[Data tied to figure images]

▬▬▬

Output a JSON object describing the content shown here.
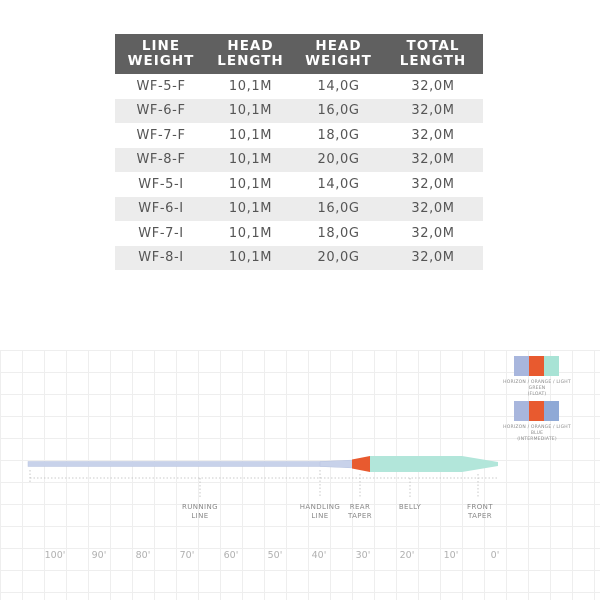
{
  "table": {
    "headers": [
      [
        "LINE",
        "WEIGHT"
      ],
      [
        "HEAD",
        "LENGTH"
      ],
      [
        "HEAD",
        "WEIGHT"
      ],
      [
        "TOTAL",
        "LENGTH"
      ]
    ],
    "rows": [
      [
        "WF-5-F",
        "10,1M",
        "14,0G",
        "32,0M"
      ],
      [
        "WF-6-F",
        "10,1M",
        "16,0G",
        "32,0M"
      ],
      [
        "WF-7-F",
        "10,1M",
        "18,0G",
        "32,0M"
      ],
      [
        "WF-8-F",
        "10,1M",
        "20,0G",
        "32,0M"
      ],
      [
        "WF-5-I",
        "10,1M",
        "14,0G",
        "32,0M"
      ],
      [
        "WF-6-I",
        "10,1M",
        "16,0G",
        "32,0M"
      ],
      [
        "WF-7-I",
        "10,1M",
        "18,0G",
        "32,0M"
      ],
      [
        "WF-8-I",
        "10,1M",
        "20,0G",
        "32,0M"
      ]
    ]
  },
  "profile": {
    "sections": {
      "running_line": [
        "RUNNING",
        "LINE"
      ],
      "handling_line": [
        "HANDLING",
        "LINE"
      ],
      "rear_taper": [
        "REAR",
        "TAPER"
      ],
      "belly": [
        "BELLY"
      ],
      "front_taper": [
        "FRONT",
        "TAPER"
      ]
    },
    "scale": [
      "100'",
      "90'",
      "80'",
      "70'",
      "60'",
      "50'",
      "40'",
      "30'",
      "20'",
      "10'",
      "0'"
    ]
  },
  "color_options": [
    {
      "swatches": [
        "#a8b6dd",
        "#e85a2f",
        "#a8e3d5"
      ],
      "caption": [
        "HORIZON / ORANGE / LIGHT GREEN",
        "(FLOAT)"
      ]
    },
    {
      "swatches": [
        "#a8b6dd",
        "#e85a2f",
        "#8fa9d6"
      ],
      "caption": [
        "HORIZON / ORANGE / LIGHT BLUE",
        "(INTERMEDIATE)"
      ]
    }
  ],
  "colors": {
    "header_bg": "#606060",
    "running_line": "#c8d2ea",
    "rear_taper": "#e85a2f",
    "head": "#b2e6da"
  }
}
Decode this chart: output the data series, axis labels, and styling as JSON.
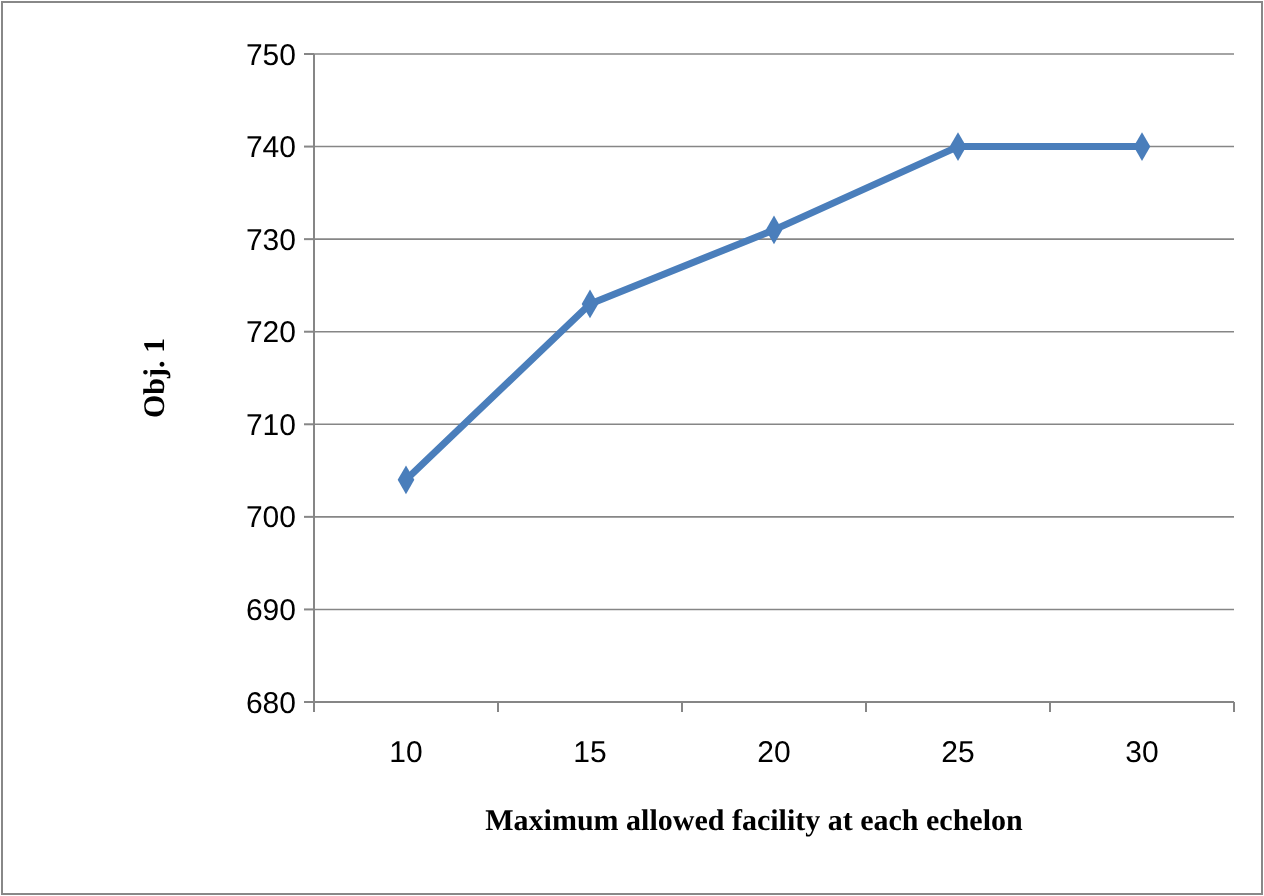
{
  "chart_data": {
    "type": "line",
    "xlabel": "Maximum allowed facility at each echelon",
    "ylabel": "Obj. 1",
    "categories": [
      "10",
      "15",
      "20",
      "25",
      "30"
    ],
    "series": [
      {
        "color": "#4a7ebb",
        "values": [
          704,
          723,
          731,
          740,
          740
        ]
      }
    ],
    "ylim": [
      680,
      750
    ],
    "yticks": [
      680,
      690,
      700,
      710,
      720,
      730,
      740,
      750
    ],
    "grid": "y",
    "marker": "diamond",
    "line_style": "solid"
  }
}
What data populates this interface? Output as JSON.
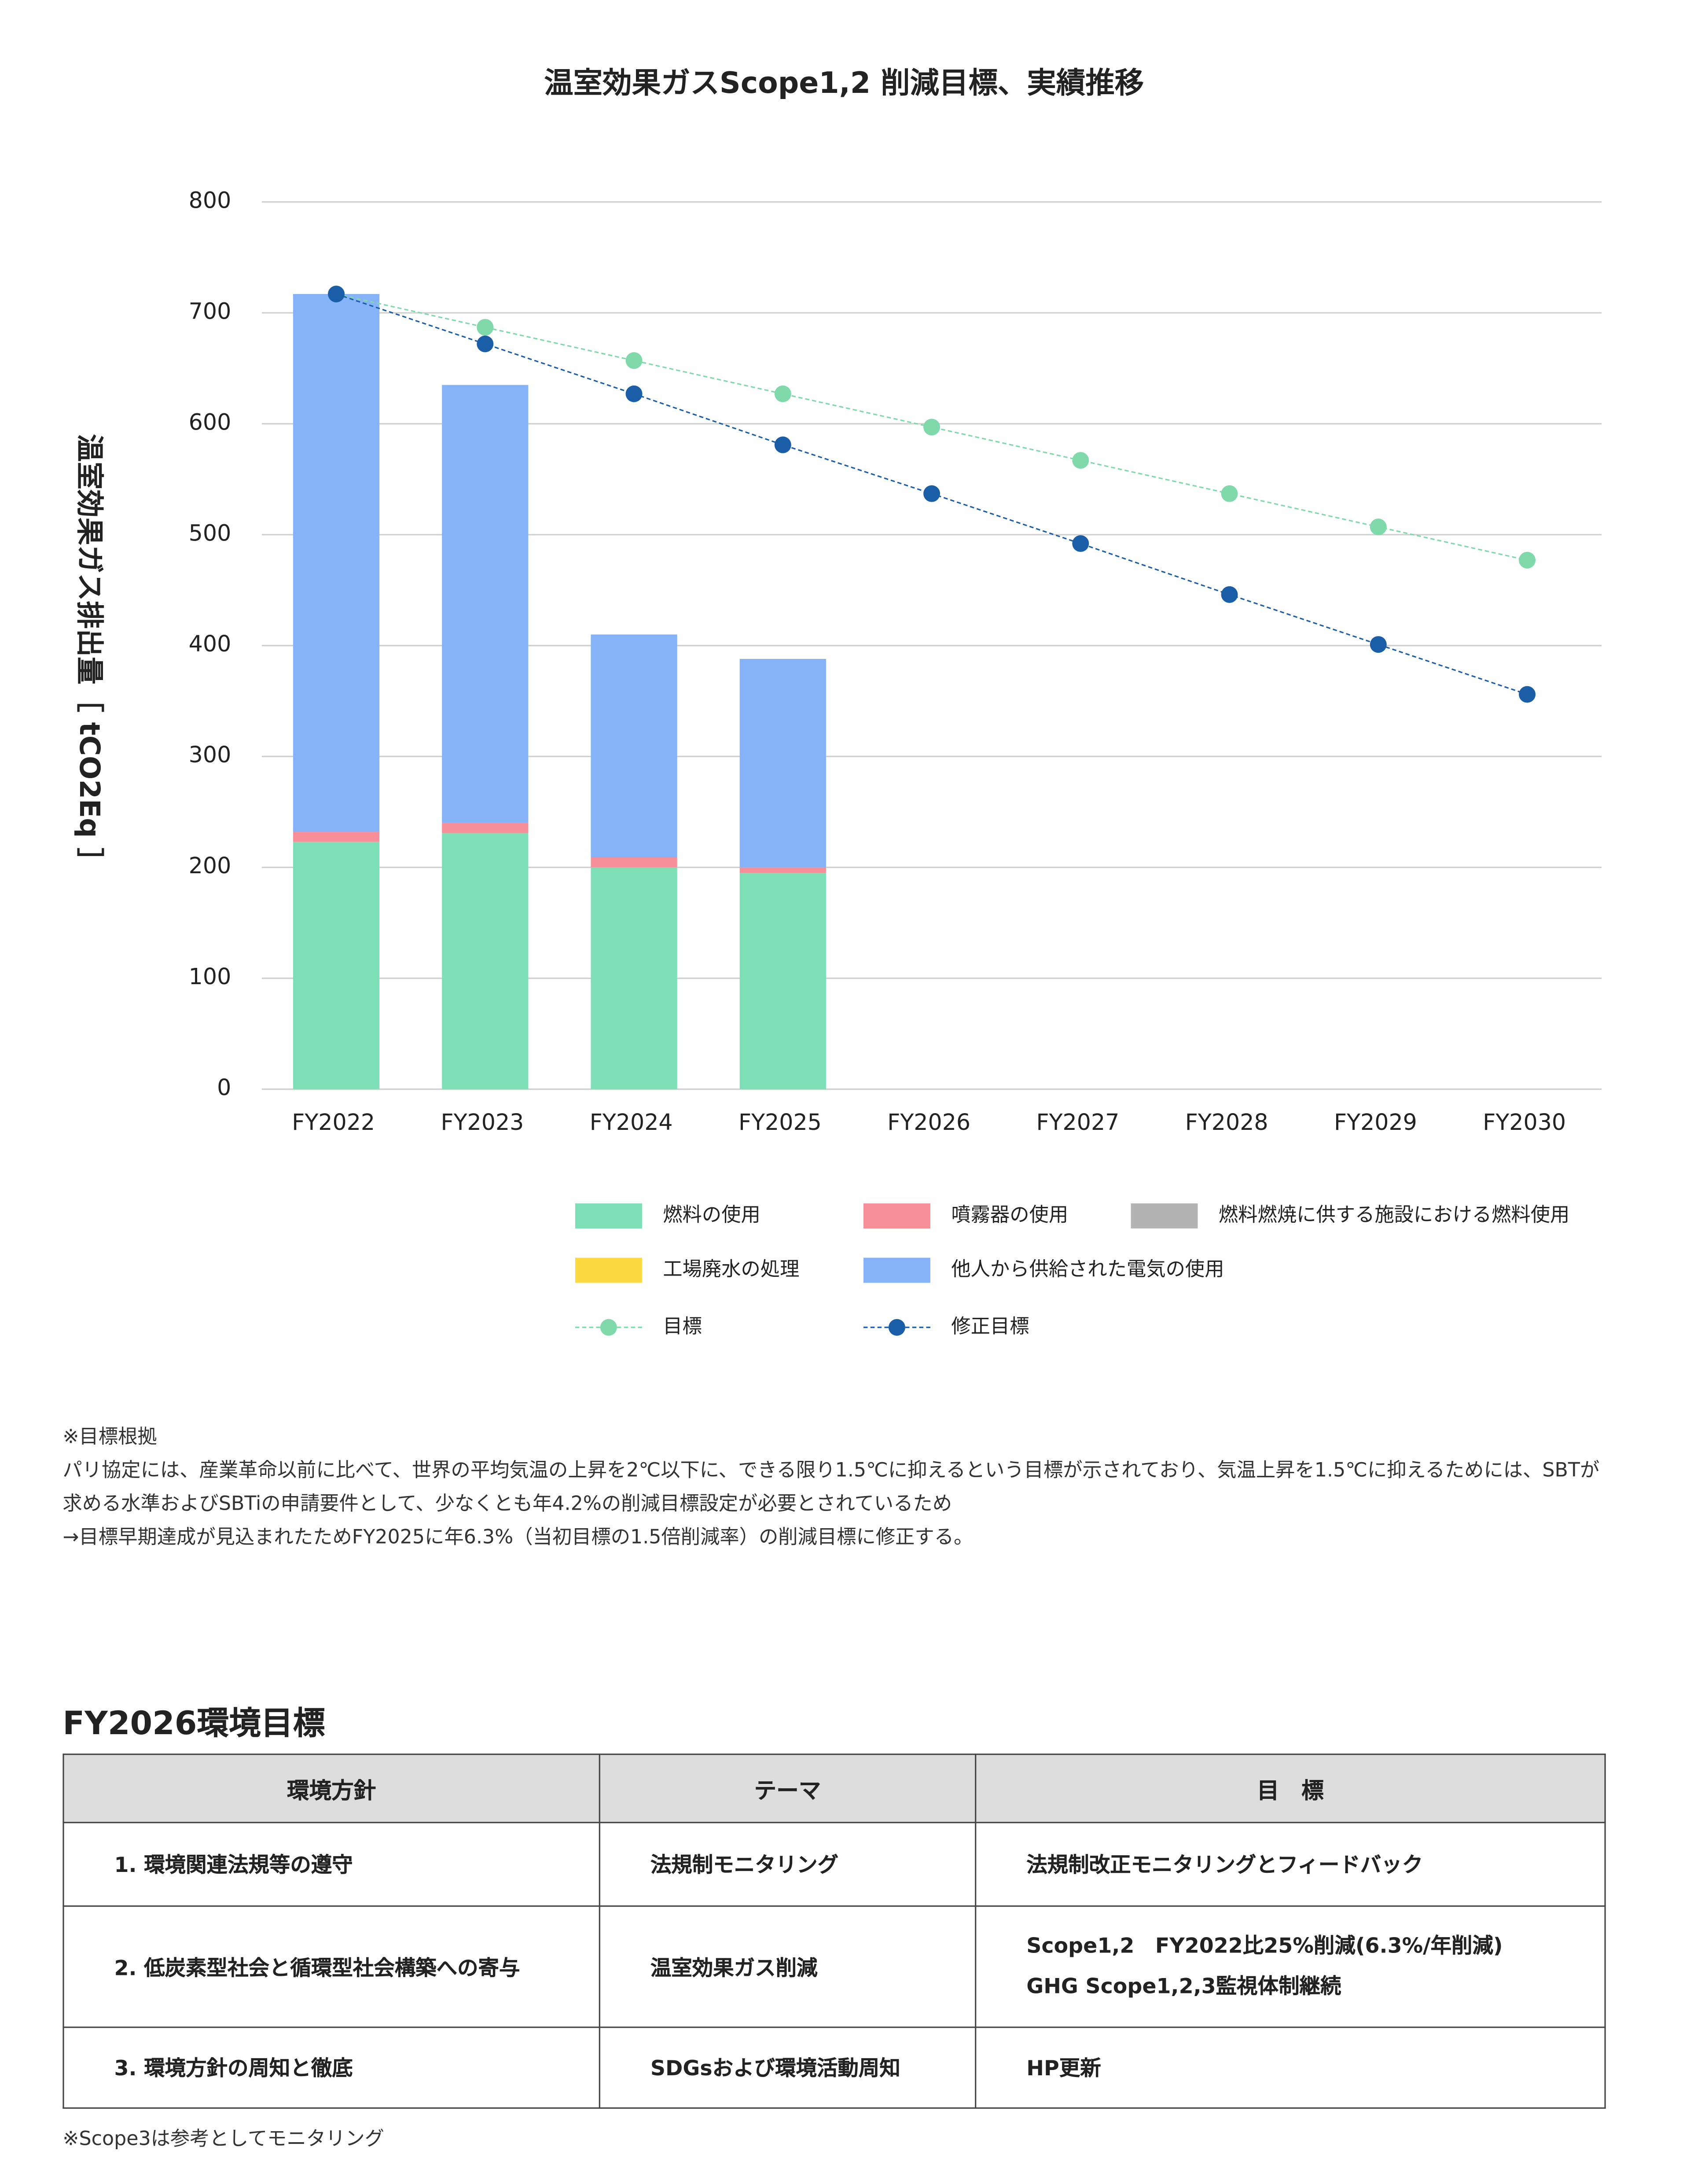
{
  "chart_data": {
    "type": "bar",
    "stacked": true,
    "title": "温室効果ガスScope1,2 削減目標、実績推移",
    "y_label": "温室効果ガス排出量［ tCO2Eq ］",
    "categories": [
      "FY2022",
      "FY2023",
      "FY2024",
      "FY2025",
      "FY2026",
      "FY2027",
      "FY2028",
      "FY2029",
      "FY2030"
    ],
    "series": [
      {
        "name": "燃料の使用",
        "color": "#7ddfb5",
        "values": [
          223,
          231,
          200,
          195,
          null,
          null,
          null,
          null,
          null
        ]
      },
      {
        "name": "噴霧器の使用",
        "color": "#f78f98",
        "values": [
          9,
          9,
          9,
          5,
          null,
          null,
          null,
          null,
          null
        ]
      },
      {
        "name": "燃料燃焼に供する施設における燃料使用",
        "color": "#b3b3b3",
        "values": [
          0,
          0,
          0,
          0,
          null,
          null,
          null,
          null,
          null
        ]
      },
      {
        "name": "工場廃水の処理",
        "color": "#fcd93f",
        "values": [
          0,
          0,
          0,
          0,
          null,
          null,
          null,
          null,
          null
        ]
      },
      {
        "name": "他人から供給された電気の使用",
        "color": "#86b3f7",
        "values": [
          485,
          395,
          201,
          188,
          null,
          null,
          null,
          null,
          null
        ]
      },
      {
        "name": "目標",
        "type": "line",
        "dashed": true,
        "color": "#7fd9aa",
        "values": [
          717,
          687,
          657,
          627,
          597,
          567,
          537,
          507,
          477
        ]
      },
      {
        "name": "修正目標",
        "type": "line",
        "dashed": true,
        "color": "#1a5ea8",
        "values": [
          717,
          672,
          627,
          581,
          537,
          492,
          446,
          401,
          356
        ]
      }
    ],
    "ylim": [
      0,
      800
    ],
    "yticks": [
      0,
      100,
      200,
      300,
      400,
      500,
      600,
      700,
      800
    ],
    "grid": true,
    "legend": "bottom"
  },
  "notes": [
    "※目標根拠",
    "パリ協定には、産業革命以前に比べて、世界の平均気温の上昇を2℃以下に、できる限り1.5℃に抑えるという目標が示されており、気温上昇を1.5℃に抑えるためには、SBTが求める水準およびSBTiの申請要件として、少なくとも年4.2%の削減目標設定が必要とされているため",
    "→目標早期達成が見込まれたためFY2025に年6.3%（当初目標の1.5倍削減率）の削減目標に修正する。"
  ],
  "table": {
    "title": "FY2026環境目標",
    "header": [
      "環境方針",
      "テーマ",
      "目　標"
    ],
    "rows": [
      [
        "1. 環境関連法規等の遵守",
        "法規制モニタリング",
        [
          "法規制改正モニタリングとフィードバック"
        ]
      ],
      [
        "2. 低炭素型社会と循環型社会構築への寄与",
        "温室効果ガス削減",
        [
          "Scope1,2　FY2022比25%削減(6.3%/年削減)",
          "GHG Scope1,2,3監視体制継続"
        ]
      ],
      [
        "3. 環境方針の周知と徹底",
        "SDGsおよび環境活動周知",
        [
          "HP更新"
        ]
      ]
    ],
    "footnote": "※Scope3は参考としてモニタリング"
  }
}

▬▬▬

§ **AIM OF THE TASK**: Identify the lines of the data that contain the word "LIGHT". Copy each of them.

§ **TASK RESULT**:
        "HORIZON / ORANGE / LIGHT GREEN",
        "HORIZON / ORANGE / LIGHT BLUE",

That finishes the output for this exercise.